■ TEXTO PROPORCIONADO
◇ ◇ ◇ ◇ ◇ ◇ ◇

LA BARCELONA OSCURA Y SUCIA.

Hablemos de la calle de Robadors. Es una vía estrecha que va desde la calle San Pablo a la del Hospital. Esta mañana, por necesidades del oficio, hemos tenido que estar en esa calle más de una hora y aún conservamos la impresión que la calle de Robadors ha dejado en nosotros.

En la puerta de una taberna, alrededor de pequeñas mesas, comían multitud de obreros que trabajan en algunos talleres próximos; una nube de moscas, de estas moscas pegajosas, tenaces, zumbonas, insoportables, revolotean sobre los platos, sobre las cabezas de los comensales. En el suelo hay despojos de verduras mezcladas al estiércol de las caballerías. Alineados, junto al muro, se ven dos vehículos de los que reparten la carne; dos carricoches destartalados, sucios, que despiden un olor nauseabundo. Sería preciso ir a Luxor, a Benarés, al Cairo, para contemplar un espectáculo semejante. La calle de Robadors y otras que iremos citando oportunamente, todas situadas en el centro de la dulce Barcelona, como la llama nuestro querido amigo Vilardell, son una muestra palpable del afán higienizador que caracteriza a nuestros alcaldes y a sus distinguidos y amables subalternos. Los chinos, que comen moscas y carne podrida, no conocen estas deliciosas calles de Barcelona; no saben que existen aquí estos magníficos centros de putrefacción, donde ellos podrían vivir como en su propia casa. Si lo supieran, ya habrían invadido la ciudad.

◇ ◇ ◇ ◇ ◇ ◇ ◇

■ DATOS SIN PROCESAR

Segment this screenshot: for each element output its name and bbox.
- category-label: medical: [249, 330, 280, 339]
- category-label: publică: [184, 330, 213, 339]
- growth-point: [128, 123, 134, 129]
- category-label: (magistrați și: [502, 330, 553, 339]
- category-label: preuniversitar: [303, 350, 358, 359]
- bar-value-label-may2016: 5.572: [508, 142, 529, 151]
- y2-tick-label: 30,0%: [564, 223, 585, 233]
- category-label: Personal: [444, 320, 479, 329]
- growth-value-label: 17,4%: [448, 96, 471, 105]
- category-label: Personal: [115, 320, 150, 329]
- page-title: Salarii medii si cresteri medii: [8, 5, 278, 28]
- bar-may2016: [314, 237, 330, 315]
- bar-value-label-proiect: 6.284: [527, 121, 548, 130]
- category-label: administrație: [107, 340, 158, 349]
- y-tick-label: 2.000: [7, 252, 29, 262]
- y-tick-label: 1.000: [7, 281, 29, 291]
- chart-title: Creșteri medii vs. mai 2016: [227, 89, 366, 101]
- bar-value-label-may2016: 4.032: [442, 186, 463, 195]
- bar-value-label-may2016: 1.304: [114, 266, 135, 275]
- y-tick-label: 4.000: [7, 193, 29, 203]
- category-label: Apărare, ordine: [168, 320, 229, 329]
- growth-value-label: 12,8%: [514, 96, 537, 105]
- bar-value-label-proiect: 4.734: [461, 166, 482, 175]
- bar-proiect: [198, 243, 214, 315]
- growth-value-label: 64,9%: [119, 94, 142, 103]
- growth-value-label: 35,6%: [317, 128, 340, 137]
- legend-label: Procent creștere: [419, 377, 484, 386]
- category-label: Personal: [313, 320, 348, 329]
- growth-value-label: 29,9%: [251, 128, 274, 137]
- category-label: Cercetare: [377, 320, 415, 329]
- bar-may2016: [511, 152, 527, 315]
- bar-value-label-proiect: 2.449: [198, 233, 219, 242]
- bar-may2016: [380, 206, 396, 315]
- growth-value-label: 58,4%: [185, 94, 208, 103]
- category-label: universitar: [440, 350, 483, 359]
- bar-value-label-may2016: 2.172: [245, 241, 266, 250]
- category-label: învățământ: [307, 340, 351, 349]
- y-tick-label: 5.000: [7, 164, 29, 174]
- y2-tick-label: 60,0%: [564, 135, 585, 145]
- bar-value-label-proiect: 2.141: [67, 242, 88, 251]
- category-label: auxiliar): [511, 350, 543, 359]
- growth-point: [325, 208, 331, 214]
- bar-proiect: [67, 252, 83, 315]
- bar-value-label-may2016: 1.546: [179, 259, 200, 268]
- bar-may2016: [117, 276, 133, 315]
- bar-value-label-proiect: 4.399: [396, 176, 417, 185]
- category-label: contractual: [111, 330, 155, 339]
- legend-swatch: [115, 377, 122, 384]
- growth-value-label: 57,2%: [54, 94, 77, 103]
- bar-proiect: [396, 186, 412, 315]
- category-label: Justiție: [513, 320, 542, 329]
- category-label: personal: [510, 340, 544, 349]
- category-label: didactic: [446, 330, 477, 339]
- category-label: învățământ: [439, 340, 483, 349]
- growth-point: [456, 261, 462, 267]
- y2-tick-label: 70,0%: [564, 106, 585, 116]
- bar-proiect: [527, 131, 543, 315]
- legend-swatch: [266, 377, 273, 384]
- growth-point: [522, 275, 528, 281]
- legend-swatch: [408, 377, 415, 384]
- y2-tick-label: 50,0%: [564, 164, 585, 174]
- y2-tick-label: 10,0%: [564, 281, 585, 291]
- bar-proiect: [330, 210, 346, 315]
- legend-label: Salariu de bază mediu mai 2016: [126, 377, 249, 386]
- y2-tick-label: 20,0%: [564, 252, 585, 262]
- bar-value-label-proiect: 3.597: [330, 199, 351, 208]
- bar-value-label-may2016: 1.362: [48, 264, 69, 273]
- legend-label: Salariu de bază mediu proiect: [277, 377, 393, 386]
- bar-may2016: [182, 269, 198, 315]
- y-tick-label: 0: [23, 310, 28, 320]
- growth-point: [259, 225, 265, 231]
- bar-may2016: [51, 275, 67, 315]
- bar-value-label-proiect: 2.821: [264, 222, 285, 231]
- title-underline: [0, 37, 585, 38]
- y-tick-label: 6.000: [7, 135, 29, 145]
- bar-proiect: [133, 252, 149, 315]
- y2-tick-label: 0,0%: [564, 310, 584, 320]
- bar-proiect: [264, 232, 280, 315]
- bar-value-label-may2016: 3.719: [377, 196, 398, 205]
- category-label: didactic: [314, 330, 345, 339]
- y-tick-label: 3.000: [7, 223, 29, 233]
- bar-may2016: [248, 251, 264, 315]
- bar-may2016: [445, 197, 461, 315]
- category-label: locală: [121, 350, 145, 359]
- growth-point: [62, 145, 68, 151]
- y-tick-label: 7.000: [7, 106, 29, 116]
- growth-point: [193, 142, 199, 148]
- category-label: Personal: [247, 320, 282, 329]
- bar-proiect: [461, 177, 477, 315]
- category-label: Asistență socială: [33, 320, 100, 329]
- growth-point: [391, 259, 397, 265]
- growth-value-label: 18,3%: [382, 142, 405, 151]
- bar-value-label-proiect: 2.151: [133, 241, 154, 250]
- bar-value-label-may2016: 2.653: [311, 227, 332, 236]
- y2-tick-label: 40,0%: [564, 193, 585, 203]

◇ ◇ ◇ ◇ ◇ ◇ ◇

■ ENUNCIADO
Reproduce sin cambios el pasaje del texto sobre la calle de Robadors que va de "Hablemos de la" a "dejado en nosotros.".

■ SOLUCIÓN
Hablemos de la calle de Robadors. Es una vía estrecha que va desde la calle San Pablo a la del Hospital. Esta mañana, por necesidades del oficio, hemos tenido que estar en esa calle más de una hora y aún conservamos la impresión que la calle de Robadors ha dejado en nosotros.